Reproduce all of the data exactly, with no line skipped.

============

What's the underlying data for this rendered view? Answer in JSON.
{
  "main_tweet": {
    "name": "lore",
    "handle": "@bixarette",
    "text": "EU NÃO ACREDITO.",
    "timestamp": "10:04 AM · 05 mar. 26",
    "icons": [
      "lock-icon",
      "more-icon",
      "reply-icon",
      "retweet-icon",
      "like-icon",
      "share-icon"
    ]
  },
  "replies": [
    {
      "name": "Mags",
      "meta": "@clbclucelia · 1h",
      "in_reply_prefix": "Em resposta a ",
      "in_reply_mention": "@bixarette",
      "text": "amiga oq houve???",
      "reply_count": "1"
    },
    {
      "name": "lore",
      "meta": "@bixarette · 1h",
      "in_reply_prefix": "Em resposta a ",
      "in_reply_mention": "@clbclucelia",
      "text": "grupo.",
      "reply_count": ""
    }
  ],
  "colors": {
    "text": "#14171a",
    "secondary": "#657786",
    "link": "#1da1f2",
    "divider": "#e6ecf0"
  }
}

============

Finished answer |
What's the underlying data for this rendered view? Answer in JSON.
{
  "main_tweet": {
    "name": "lore",
    "handle": "@bixarette",
    "text": "EU NÃO ACREDITO.",
    "timestamp": "10:04 AM · 05 mar. 26",
    "icons": [
      "lock-icon",
      "more-icon",
      "reply-icon",
      "retweet-icon",
      "like-icon",
      "share-icon"
    ]
  },
  "replies": [
    {
      "name": "Mags",
      "meta": "@clbclucelia · 1h",
      "in_reply_prefix": "Em resposta a ",
      "in_reply_mention": "@bixarette",
      "text": "amiga oq houve???",
      "reply_count": "1"
    },
    {
      "name": "lore",
      "meta": "@bixarette · 1h",
      "in_reply_prefix": "Em resposta a ",
      "in_reply_mention": "@clbclucelia",
      "text": "grupo.",
      "reply_count": ""
    }
  ],
  "colors": {
    "text": "#14171a",
    "secondary": "#657786",
    "link": "#1da1f2",
    "divider": "#e6ecf0"
  }
}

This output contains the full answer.